— Exercise description —
With the pictures omitted, write out the entries that follow exactly as they stand.

## Start Exercise material

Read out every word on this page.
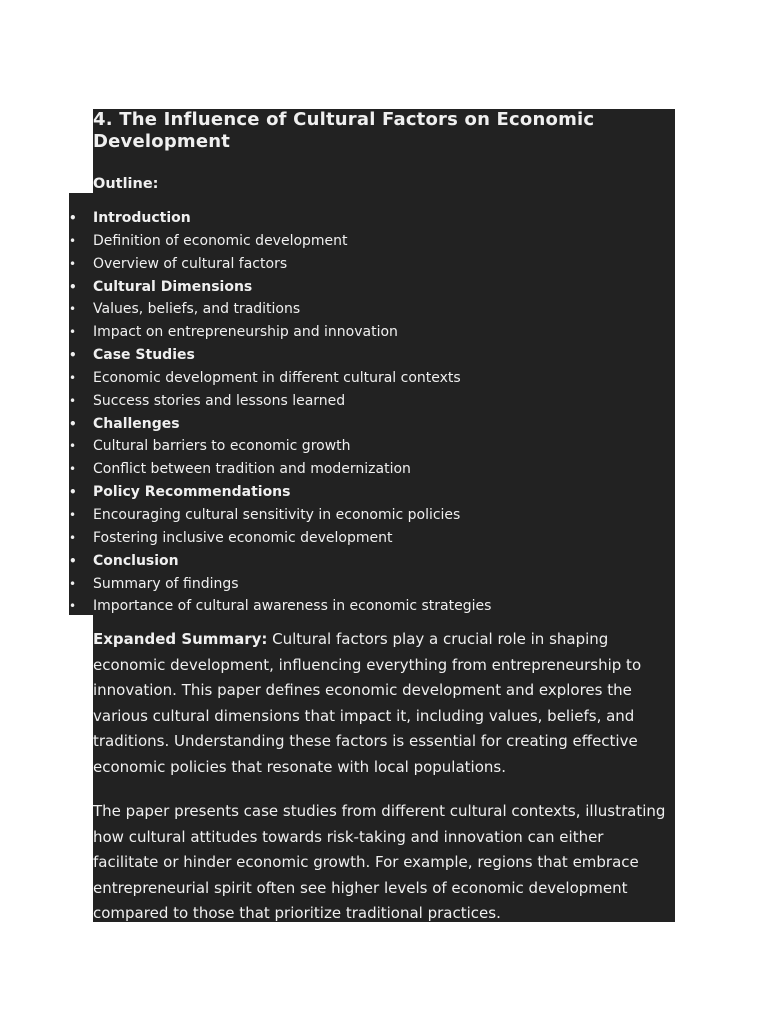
4. The Influence of Cultural Factors on Economic Development

Outline:

• Introduction
• Definition of economic development
• Overview of cultural factors
• Cultural Dimensions
• Values, beliefs, and traditions
• Impact on entrepreneurship and innovation
• Case Studies
• Economic development in different cultural contexts
• Success stories and lessons learned
• Challenges
• Cultural barriers to economic growth
• Conflict between tradition and modernization
• Policy Recommendations
• Encouraging cultural sensitivity in economic policies
• Fostering inclusive economic development
• Conclusion
• Summary of findings
• Importance of cultural awareness in economic strategies

Expanded Summary: Cultural factors play a crucial role in shaping economic development, influencing everything from entrepreneurship to innovation. This paper defines economic development and explores the various cultural dimensions that impact it, including values, beliefs, and traditions. Understanding these factors is essential for creating effective economic policies that resonate with local populations.

The paper presents case studies from different cultural contexts, illustrating how cultural attitudes towards risk-taking and innovation can either facilitate or hinder economic growth. For example, regions that embrace entrepreneurial spirit often see higher levels of economic development compared to those that prioritize traditional practices.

## End Exercise material

— Complete response —
Read out every word on this page.
4. The Influence of Cultural Factors on Economic Development

Outline:

• Introduction
• Definition of economic development
• Overview of cultural factors
• Cultural Dimensions
• Values, beliefs, and traditions
• Impact on entrepreneurship and innovation
• Case Studies
• Economic development in different cultural contexts
• Success stories and lessons learned
• Challenges
• Cultural barriers to economic growth
• Conflict between tradition and modernization
• Policy Recommendations
• Encouraging cultural sensitivity in economic policies
• Fostering inclusive economic development
• Conclusion
• Summary of findings
• Importance of cultural awareness in economic strategies

Expanded Summary: Cultural factors play a crucial role in shaping economic development, influencing everything from entrepreneurship to innovation. This paper defines economic development and explores the various cultural dimensions that impact it, including values, beliefs, and traditions. Understanding these factors is essential for creating effective economic policies that resonate with local populations.

The paper presents case studies from different cultural contexts, illustrating how cultural attitudes towards risk-taking and innovation can either facilitate or hinder economic growth. For example, regions that embrace entrepreneurial spirit often see higher levels of economic development compared to those that prioritize traditional practices.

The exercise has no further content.